* **Listing**

+ + + + + + +

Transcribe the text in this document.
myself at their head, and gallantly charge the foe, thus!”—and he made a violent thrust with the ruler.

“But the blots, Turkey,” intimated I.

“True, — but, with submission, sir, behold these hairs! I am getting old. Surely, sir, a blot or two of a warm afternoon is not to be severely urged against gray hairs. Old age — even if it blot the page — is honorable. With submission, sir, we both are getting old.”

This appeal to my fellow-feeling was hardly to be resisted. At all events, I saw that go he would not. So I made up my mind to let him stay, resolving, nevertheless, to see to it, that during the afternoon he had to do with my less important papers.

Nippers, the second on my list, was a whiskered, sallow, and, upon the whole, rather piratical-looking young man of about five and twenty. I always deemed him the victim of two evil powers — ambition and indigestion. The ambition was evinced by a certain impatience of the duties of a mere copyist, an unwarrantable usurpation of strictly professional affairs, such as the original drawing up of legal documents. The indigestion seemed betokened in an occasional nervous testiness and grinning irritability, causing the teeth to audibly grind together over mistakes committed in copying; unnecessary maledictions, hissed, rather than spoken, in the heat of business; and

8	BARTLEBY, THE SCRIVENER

+ + + + + + +

* **What is needed**
Repeat the material above in full, quoting it exactly.

* **Exercise output**
Transcribe the text in this document.
myself at their head, and gallantly charge the foe, thus!”—and he made a violent thrust with the ruler.

“But the blots, Turkey,” intimated I.

“True, — but, with submission, sir, behold these hairs! I am getting old. Surely, sir, a blot or two of a warm afternoon is not to be severely urged against gray hairs. Old age — even if it blot the page — is honorable. With submission, sir, we both are getting old.”

This appeal to my fellow-feeling was hardly to be resisted. At all events, I saw that go he would not. So I made up my mind to let him stay, resolving, nevertheless, to see to it, that during the afternoon he had to do with my less important papers.

Nippers, the second on my list, was a whiskered, sallow, and, upon the whole, rather piratical-looking young man of about five and twenty. I always deemed him the victim of two evil powers — ambition and indigestion. The ambition was evinced by a certain impatience of the duties of a mere copyist, an unwarrantable usurpation of strictly professional affairs, such as the original drawing up of legal documents. The indigestion seemed betokened in an occasional nervous testiness and grinning irritability, causing the teeth to audibly grind together over mistakes committed in copying; unnecessary maledictions, hissed, rather than spoken, in the heat of business; and

8	BARTLEBY, THE SCRIVENER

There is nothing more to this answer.